GOAL: Pick out each line containing the string "refresh".

RECORDED DATA:
________________________________________

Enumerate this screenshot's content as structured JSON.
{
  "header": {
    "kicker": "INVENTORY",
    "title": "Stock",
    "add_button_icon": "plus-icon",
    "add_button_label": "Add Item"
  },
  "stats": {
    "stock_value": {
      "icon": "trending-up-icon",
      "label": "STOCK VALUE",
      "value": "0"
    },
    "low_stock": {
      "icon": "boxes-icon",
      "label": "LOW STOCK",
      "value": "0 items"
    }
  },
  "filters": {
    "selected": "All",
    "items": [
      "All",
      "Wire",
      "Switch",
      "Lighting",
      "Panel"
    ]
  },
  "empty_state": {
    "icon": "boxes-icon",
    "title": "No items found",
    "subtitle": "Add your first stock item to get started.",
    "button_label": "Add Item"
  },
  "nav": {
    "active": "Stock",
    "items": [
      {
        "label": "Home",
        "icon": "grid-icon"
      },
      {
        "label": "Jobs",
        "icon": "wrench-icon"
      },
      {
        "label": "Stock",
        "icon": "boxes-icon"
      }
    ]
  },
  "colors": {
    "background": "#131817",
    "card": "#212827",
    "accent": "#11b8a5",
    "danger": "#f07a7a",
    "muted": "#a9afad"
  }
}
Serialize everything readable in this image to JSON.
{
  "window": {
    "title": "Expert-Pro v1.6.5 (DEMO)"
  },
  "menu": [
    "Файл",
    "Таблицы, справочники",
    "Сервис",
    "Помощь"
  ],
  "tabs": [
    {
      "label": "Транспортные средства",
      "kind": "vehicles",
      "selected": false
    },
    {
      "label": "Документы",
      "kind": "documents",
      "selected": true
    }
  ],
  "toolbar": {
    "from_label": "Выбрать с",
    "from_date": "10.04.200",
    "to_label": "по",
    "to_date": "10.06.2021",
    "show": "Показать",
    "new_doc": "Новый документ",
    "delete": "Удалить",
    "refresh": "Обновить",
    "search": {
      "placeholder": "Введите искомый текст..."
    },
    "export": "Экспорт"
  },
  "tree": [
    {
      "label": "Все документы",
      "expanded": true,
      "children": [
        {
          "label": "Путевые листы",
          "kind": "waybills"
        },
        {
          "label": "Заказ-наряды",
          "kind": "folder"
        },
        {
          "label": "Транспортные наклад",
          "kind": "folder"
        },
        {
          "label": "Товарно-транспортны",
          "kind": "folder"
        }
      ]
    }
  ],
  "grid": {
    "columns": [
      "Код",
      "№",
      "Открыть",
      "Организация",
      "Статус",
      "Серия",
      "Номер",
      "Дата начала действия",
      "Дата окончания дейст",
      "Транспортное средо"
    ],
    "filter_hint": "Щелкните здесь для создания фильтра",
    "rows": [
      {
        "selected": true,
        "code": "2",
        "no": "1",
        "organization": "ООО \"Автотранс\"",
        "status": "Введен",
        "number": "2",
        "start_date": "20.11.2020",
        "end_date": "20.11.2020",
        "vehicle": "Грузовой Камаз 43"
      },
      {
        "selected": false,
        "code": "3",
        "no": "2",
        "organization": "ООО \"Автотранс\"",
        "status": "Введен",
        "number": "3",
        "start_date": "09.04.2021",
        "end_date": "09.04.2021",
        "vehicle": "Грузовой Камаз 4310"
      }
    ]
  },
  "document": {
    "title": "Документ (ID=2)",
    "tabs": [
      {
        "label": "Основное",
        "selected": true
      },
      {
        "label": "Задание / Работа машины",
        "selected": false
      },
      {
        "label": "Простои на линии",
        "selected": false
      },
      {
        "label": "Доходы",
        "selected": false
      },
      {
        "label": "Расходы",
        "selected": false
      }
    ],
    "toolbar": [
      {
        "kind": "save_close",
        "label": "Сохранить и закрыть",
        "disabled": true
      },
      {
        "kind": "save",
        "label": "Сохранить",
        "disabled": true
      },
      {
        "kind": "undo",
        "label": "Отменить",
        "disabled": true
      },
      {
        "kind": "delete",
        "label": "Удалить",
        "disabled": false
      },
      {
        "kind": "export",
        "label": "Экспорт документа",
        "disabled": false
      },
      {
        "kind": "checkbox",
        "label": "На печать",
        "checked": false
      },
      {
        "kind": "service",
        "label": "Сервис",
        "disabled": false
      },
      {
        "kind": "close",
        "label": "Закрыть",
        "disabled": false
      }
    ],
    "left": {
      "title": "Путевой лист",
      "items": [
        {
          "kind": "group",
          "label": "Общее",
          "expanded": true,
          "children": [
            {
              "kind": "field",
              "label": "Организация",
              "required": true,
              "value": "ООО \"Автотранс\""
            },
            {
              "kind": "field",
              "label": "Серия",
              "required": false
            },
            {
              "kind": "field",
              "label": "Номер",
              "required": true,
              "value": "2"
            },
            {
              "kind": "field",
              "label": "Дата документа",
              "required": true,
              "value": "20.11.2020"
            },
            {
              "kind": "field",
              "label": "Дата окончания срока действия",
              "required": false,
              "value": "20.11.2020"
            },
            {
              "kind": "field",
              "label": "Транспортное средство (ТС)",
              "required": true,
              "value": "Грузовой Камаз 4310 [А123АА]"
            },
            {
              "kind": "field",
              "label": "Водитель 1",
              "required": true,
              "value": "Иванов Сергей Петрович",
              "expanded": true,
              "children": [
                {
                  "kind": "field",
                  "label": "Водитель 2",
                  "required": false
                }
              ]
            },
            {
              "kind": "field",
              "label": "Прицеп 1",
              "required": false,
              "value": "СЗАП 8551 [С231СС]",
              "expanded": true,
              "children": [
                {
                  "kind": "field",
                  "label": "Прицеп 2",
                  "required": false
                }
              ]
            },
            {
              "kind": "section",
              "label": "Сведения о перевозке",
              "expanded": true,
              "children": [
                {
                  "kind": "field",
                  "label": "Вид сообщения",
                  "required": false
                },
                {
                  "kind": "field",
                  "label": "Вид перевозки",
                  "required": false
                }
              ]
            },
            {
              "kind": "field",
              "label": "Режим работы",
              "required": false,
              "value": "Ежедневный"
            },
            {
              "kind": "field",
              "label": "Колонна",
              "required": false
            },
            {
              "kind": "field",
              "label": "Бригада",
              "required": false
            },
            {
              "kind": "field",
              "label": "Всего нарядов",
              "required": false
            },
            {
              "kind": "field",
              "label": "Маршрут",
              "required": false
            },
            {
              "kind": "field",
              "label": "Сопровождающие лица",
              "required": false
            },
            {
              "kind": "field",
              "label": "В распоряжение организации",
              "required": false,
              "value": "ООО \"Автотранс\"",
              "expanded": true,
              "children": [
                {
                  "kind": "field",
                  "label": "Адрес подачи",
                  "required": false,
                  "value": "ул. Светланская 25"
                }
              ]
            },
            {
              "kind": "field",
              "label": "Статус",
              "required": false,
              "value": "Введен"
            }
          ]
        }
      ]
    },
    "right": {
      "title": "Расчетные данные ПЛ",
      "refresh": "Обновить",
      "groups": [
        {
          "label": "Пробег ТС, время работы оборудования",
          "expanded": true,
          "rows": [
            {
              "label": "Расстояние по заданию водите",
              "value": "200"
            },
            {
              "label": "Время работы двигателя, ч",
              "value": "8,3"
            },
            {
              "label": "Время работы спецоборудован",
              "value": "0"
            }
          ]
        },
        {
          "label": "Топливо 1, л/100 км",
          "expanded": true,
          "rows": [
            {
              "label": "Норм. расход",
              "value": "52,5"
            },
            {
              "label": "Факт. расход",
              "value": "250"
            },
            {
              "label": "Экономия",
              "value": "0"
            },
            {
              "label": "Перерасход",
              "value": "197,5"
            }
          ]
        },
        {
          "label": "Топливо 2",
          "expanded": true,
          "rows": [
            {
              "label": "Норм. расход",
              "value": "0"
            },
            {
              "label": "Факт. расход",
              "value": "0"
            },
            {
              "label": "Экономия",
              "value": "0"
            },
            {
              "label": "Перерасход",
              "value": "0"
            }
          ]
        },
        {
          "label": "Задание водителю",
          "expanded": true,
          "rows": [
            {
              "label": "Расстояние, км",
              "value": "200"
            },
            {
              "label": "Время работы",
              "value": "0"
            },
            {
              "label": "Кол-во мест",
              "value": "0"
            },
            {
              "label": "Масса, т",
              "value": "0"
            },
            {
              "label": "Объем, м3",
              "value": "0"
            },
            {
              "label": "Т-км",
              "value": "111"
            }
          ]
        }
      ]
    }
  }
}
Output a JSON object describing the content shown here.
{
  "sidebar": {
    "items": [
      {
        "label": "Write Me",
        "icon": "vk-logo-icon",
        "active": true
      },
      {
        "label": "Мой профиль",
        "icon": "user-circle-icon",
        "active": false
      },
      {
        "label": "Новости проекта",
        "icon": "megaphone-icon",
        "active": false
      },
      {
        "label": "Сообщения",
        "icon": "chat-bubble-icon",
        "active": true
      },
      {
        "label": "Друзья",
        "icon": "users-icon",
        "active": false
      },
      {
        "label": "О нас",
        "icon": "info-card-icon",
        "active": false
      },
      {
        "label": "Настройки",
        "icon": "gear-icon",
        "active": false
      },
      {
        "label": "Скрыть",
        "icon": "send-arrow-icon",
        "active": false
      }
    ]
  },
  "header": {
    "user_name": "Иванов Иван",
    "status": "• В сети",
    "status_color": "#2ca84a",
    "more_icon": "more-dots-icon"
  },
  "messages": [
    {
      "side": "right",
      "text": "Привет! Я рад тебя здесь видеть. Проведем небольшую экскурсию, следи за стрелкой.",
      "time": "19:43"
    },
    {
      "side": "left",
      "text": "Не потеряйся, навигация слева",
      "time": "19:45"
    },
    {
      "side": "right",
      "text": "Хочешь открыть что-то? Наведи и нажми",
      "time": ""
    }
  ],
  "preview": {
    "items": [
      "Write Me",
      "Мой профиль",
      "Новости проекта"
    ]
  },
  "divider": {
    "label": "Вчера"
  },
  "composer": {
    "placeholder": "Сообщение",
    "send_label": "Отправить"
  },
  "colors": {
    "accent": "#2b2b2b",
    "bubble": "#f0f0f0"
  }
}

________________________________________

REPLY:
    "refresh": "Обновить",
      "refresh": "Обновить",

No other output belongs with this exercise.